* REQUIRED WORK *
Scan the records for the word "heading". Copy each line that includes it.

* SUPPLIED MATERIAL *

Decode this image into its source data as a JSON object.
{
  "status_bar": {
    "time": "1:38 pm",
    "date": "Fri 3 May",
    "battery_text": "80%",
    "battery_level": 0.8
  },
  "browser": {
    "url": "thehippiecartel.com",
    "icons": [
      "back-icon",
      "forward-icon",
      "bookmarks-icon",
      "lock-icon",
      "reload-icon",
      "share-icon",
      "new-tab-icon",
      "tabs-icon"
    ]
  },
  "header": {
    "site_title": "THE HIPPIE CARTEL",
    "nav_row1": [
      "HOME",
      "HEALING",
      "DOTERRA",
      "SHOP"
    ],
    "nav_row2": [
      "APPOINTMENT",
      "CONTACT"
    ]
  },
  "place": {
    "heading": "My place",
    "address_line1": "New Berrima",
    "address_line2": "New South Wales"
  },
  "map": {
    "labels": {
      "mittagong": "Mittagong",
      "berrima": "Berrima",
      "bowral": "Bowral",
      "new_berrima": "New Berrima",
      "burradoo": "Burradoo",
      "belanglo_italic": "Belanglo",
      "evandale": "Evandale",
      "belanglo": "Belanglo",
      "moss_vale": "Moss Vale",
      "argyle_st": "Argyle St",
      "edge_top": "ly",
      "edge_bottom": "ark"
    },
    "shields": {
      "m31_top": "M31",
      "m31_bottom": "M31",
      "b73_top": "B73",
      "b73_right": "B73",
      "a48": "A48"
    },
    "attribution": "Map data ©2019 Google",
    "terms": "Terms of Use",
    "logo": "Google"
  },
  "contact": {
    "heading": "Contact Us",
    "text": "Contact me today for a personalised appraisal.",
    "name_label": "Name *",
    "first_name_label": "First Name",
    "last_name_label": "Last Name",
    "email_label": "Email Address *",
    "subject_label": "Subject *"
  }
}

* ANSWER TO THIS EXERCISE *
    "heading": "My place",
    "heading": "Contact Us",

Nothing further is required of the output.